-- begin SUPPLIED DATA --
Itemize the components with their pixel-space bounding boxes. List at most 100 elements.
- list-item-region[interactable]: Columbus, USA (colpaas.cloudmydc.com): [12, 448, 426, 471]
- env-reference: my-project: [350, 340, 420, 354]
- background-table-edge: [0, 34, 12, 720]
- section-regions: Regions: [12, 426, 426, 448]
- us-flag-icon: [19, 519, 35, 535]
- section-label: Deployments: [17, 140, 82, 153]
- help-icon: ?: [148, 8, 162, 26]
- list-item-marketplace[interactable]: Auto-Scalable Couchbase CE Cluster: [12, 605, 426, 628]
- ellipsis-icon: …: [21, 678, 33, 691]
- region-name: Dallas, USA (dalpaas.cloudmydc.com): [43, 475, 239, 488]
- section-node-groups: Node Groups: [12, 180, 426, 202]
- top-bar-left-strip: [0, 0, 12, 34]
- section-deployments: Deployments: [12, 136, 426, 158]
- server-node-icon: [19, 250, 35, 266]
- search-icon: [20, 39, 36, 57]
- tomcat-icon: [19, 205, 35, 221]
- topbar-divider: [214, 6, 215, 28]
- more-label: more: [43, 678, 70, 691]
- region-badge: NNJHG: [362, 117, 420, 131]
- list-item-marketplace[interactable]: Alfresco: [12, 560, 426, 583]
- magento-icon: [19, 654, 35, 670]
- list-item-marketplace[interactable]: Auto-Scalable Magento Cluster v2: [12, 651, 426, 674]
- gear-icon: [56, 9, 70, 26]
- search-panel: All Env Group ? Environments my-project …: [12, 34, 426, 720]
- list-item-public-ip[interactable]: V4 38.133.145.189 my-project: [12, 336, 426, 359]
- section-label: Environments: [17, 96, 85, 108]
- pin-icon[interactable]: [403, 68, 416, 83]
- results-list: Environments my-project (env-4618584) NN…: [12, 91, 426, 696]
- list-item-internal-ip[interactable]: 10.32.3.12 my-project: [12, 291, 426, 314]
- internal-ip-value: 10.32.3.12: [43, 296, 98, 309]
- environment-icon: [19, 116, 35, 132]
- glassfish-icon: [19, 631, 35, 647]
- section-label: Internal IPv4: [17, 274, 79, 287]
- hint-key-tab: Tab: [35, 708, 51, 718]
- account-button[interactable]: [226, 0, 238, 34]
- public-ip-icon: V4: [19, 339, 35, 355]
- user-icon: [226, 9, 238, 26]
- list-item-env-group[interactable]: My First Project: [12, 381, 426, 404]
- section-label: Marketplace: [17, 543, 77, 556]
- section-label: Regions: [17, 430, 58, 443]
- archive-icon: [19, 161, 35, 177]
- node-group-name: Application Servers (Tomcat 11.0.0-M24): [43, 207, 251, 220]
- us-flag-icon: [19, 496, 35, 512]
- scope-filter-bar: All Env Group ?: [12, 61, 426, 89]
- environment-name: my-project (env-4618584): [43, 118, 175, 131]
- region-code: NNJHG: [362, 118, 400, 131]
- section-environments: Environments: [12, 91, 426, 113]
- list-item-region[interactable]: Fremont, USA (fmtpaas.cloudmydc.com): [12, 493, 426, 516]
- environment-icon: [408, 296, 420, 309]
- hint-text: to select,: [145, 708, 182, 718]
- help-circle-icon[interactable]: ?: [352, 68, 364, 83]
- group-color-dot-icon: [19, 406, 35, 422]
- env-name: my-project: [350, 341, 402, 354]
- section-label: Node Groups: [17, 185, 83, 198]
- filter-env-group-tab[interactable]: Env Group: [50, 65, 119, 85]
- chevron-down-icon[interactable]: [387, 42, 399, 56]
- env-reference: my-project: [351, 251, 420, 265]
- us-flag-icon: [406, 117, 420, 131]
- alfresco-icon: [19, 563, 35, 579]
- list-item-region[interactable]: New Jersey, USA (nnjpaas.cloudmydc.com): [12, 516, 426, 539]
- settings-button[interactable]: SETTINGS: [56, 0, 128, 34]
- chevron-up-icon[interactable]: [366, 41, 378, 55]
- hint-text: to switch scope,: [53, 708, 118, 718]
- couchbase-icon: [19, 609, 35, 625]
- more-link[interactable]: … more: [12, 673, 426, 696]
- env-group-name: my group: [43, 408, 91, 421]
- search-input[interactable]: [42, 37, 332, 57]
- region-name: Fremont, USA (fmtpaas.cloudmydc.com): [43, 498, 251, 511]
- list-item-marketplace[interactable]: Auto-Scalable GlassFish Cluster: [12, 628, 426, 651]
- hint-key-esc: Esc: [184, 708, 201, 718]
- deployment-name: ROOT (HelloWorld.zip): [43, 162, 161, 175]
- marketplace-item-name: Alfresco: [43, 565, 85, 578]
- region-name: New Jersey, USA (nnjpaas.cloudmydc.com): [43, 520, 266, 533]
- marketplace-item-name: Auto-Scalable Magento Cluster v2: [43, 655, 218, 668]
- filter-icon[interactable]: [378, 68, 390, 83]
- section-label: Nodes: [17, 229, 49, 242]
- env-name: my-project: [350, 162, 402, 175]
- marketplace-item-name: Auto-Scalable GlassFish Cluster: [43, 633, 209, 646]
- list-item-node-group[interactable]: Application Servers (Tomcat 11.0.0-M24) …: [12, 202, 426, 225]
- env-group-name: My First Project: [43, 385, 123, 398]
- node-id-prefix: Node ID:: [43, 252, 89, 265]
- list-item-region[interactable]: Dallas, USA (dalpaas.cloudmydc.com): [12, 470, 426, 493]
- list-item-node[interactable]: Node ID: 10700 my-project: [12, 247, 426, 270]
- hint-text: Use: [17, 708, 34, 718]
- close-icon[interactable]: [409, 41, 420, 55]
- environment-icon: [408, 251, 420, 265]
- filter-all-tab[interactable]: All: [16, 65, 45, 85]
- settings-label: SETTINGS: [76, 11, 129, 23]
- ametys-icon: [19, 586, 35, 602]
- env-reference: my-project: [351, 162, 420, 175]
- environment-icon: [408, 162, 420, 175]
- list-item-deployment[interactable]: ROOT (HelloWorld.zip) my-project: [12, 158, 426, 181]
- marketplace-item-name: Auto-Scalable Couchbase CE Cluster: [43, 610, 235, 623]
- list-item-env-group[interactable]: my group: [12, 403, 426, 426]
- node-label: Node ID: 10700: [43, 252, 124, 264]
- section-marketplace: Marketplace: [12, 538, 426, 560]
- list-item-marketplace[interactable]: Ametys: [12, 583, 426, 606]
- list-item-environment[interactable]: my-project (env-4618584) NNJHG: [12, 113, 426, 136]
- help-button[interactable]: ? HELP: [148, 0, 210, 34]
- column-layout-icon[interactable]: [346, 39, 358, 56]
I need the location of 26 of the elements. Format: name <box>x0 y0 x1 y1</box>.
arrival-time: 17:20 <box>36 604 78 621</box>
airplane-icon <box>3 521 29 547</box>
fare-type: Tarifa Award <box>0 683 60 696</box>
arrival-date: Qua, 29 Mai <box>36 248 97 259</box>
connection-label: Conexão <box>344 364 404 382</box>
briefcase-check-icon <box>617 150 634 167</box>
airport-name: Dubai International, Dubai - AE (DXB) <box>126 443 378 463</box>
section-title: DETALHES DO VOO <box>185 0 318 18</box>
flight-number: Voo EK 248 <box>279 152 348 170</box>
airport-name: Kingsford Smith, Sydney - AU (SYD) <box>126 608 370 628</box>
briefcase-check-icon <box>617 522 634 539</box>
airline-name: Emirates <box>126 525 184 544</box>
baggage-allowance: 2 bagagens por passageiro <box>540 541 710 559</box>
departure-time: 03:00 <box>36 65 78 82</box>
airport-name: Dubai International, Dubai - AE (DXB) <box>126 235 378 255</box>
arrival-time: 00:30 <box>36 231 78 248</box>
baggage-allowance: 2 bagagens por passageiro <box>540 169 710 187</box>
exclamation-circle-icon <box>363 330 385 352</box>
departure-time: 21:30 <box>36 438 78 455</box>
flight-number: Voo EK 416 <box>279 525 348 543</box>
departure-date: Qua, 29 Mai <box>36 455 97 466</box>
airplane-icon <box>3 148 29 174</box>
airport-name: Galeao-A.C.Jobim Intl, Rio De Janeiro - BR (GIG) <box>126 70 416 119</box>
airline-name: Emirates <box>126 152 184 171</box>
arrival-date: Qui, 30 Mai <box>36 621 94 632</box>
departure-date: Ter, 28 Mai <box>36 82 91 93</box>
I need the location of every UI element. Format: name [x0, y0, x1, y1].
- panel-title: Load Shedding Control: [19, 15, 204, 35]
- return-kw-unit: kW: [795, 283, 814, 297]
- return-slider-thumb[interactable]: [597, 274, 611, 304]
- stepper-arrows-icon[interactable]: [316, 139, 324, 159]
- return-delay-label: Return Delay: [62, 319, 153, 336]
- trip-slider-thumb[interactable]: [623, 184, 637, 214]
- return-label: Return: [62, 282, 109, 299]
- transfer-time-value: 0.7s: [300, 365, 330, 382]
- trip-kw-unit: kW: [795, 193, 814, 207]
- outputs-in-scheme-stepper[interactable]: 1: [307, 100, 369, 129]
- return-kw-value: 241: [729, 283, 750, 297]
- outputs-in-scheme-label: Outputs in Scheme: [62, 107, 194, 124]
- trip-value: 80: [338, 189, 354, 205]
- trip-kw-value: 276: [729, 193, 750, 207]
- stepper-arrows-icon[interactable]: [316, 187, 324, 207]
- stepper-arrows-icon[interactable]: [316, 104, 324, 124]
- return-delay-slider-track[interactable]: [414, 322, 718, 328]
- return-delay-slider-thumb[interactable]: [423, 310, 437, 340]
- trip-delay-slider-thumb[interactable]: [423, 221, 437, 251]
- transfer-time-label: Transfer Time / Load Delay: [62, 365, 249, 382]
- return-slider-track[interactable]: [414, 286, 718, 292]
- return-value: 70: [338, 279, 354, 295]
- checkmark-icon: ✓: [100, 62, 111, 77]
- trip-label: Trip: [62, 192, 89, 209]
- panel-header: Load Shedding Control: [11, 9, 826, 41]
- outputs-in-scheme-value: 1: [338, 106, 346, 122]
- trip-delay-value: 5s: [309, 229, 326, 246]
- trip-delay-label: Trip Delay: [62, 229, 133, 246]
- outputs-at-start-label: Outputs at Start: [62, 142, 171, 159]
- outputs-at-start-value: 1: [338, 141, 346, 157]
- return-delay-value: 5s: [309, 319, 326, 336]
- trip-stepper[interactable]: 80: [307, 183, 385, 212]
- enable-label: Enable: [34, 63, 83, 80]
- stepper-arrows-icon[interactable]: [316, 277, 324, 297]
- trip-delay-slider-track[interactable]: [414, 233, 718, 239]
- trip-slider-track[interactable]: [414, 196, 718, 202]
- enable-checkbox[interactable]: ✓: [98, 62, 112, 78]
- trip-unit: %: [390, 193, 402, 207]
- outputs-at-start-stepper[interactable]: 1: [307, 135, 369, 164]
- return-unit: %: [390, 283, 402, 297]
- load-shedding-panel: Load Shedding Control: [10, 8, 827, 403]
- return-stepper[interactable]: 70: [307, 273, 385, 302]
-- end SUPPLIED DATA --
_INSTRUCTIONS FOR THE TASK_. Convert the lines, from the first one through the line that contains "- help-icon: ?: [148, 8, 162, 26]" (both included), into a Markdown table with the columns "Row" and "Line", omitting any blank lines.

_COMPLETED TASK_.
| Row | Line |
|---|---|
| 1 | Itemize the components with their pixel-space bounding boxes. List at most 100 elements. |
| 2 | - list-item-region[interactable]: Columbus, USA (colpaas.cloudmydc.com): [12, 448, 426, 471] |
| 3 | - env-reference: my-project: [350, 340, 420, 354] |
| 4 | - background-table-edge: [0, 34, 12, 720] |
| 5 | - section-regions: Regions: [12, 426, 426, 448] |
| 6 | - us-flag-icon: [19, 519, 35, 535] |
| 7 | - section-label: Deployments: [17, 140, 82, 153] |
| 8 | - help-icon: ?: [148, 8, 162, 26] |